Skip the images and copy each record exactly as written.

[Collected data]
======

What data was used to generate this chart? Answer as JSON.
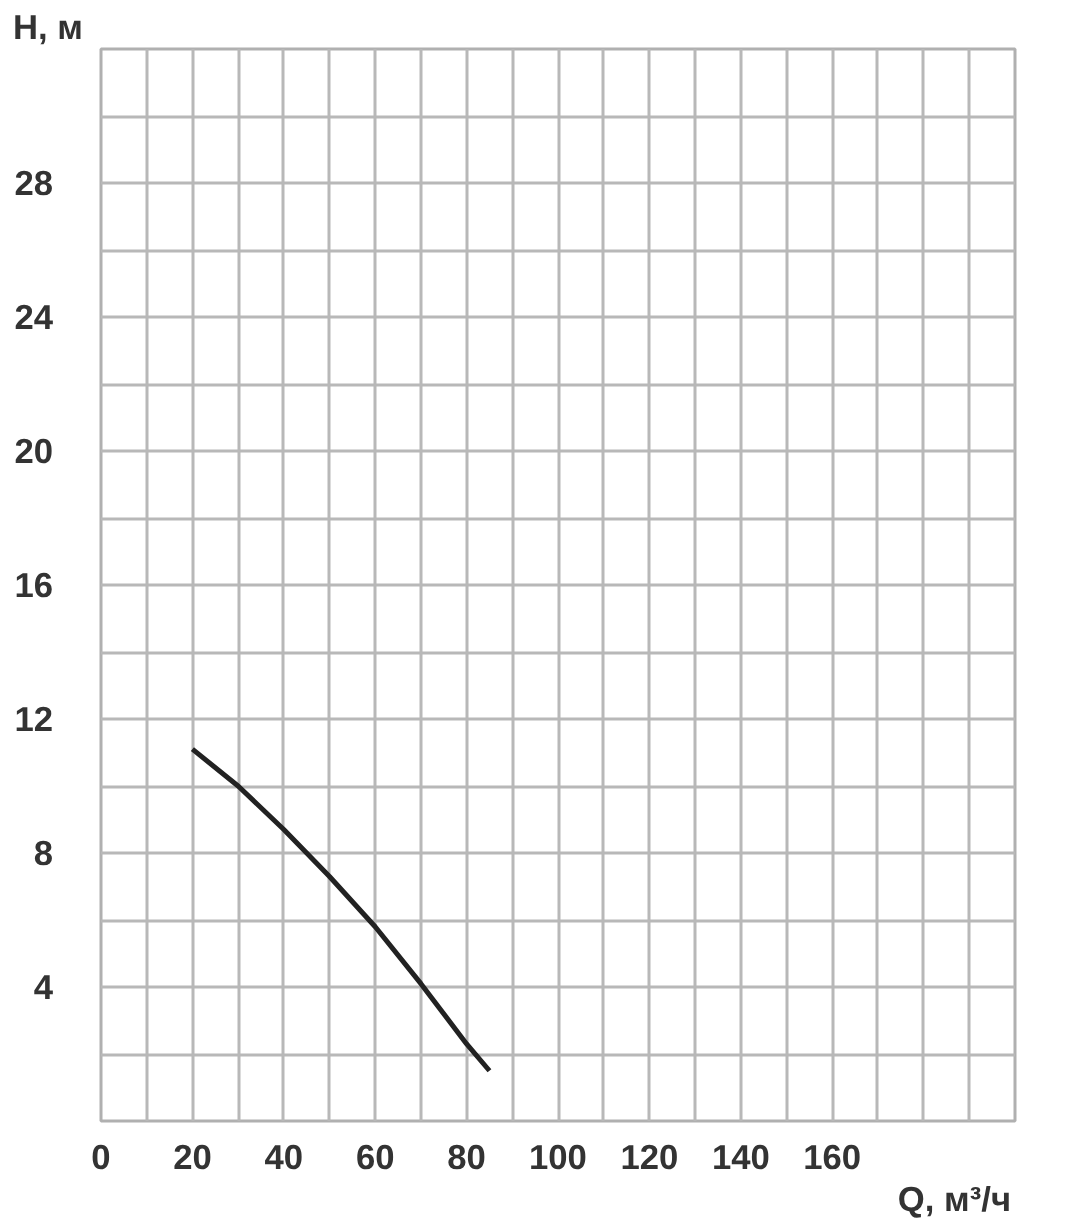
{
  "chart_data": {
    "type": "line",
    "xlabel": "Q, м³/ч",
    "ylabel": "Н, м",
    "series": [
      {
        "color": "#222222",
        "x": [
          20,
          30,
          40,
          50,
          60,
          70,
          80,
          85
        ],
        "values": [
          11.1,
          10.0,
          8.7,
          7.3,
          5.8,
          4.1,
          2.3,
          1.5
        ]
      }
    ],
    "xlim": [
      0,
      200
    ],
    "ylim": [
      0,
      32
    ],
    "xticks": [
      0,
      {
        "value": 10,
        "label": null
      },
      20,
      {
        "value": 30,
        "label": null
      },
      40,
      {
        "value": 50,
        "label": null
      },
      60,
      {
        "value": 70,
        "label": null
      },
      80,
      {
        "value": 90,
        "label": null
      },
      100,
      {
        "value": 110,
        "label": null
      },
      120,
      {
        "value": 130,
        "label": null
      },
      140,
      {
        "value": 150,
        "label": null
      },
      160,
      {
        "value": 170,
        "label": null
      },
      {
        "value": 180,
        "label": null
      },
      {
        "value": 190,
        "label": null
      },
      {
        "value": 200,
        "label": null
      }
    ],
    "yticks": [
      {
        "value": 0,
        "label": null
      },
      {
        "value": 2,
        "label": null
      },
      4,
      {
        "value": 6,
        "label": null
      },
      8,
      {
        "value": 10,
        "label": null
      },
      12,
      {
        "value": 14,
        "label": null
      },
      16,
      {
        "value": 18,
        "label": null
      },
      20,
      {
        "value": 22,
        "label": null
      },
      24,
      {
        "value": 26,
        "label": null
      },
      28,
      {
        "value": 30,
        "label": null
      },
      {
        "value": 32,
        "label": null
      }
    ],
    "grid": true,
    "marker": "none",
    "line_style": "solid"
  }
}
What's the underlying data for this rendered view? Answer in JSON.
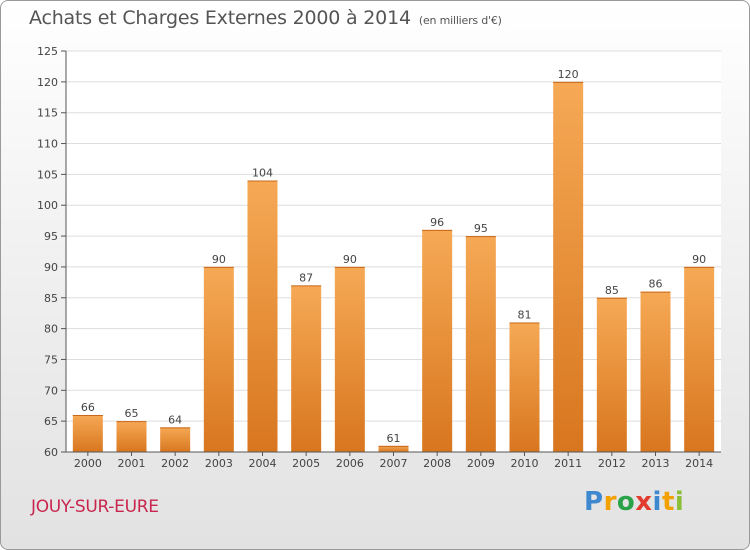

======

▶ OUTPUT BELOW
What data was used to generate this chart? Answer as JSON.
{
  "chart_data": {
    "type": "line",
    "xlabel": "Q, м³/ч",
    "ylabel": "Н, м",
    "series": [
      {
        "color": "#222222",
        "x": [
          20,
          30,
          40,
          50,
          60,
          70,
          80,
          85
        ],
        "values": [
          11.1,
          10.0,
          8.7,
          7.3,
          5.8,
          4.1,
          2.3,
          1.5
        ]
      }
    ],
    "xlim": [
      0,
      200
    ],
    "ylim": [
      0,
      32
    ],
    "xticks": [
      0,
      {
        "value": 10,
        "label": null
      },
      20,
      {
        "value": 30,
        "label": null
      },
      40,
      {
        "value": 50,
        "label": null
      },
      60,
      {
        "value": 70,
        "label": null
      },
      80,
      {
        "value": 90,
        "label": null
      },
      100,
      {
        "value": 110,
        "label": null
      },
      120,
      {
        "value": 130,
        "label": null
      },
      140,
      {
        "value": 150,
        "label": null
      },
      160,
      {
        "value": 170,
        "label": null
      },
      {
        "value": 180,
        "label": null
      },
      {
        "value": 190,
        "label": null
      },
      {
        "value": 200,
        "label": null
      }
    ],
    "yticks": [
      {
        "value": 0,
        "label": null
      },
      {
        "value": 2,
        "label": null
      },
      4,
      {
        "value": 6,
        "label": null
      },
      8,
      {
        "value": 10,
        "label": null
      },
      12,
      {
        "value": 14,
        "label": null
      },
      16,
      {
        "value": 18,
        "label": null
      },
      20,
      {
        "value": 22,
        "label": null
      },
      24,
      {
        "value": 26,
        "label": null
      },
      28,
      {
        "value": 30,
        "label": null
      },
      {
        "value": 32,
        "label": null
      }
    ],
    "grid": true,
    "marker": "none",
    "line_style": "solid"
  }
}
What's the underlying data for this rendered view? Answer in JSON.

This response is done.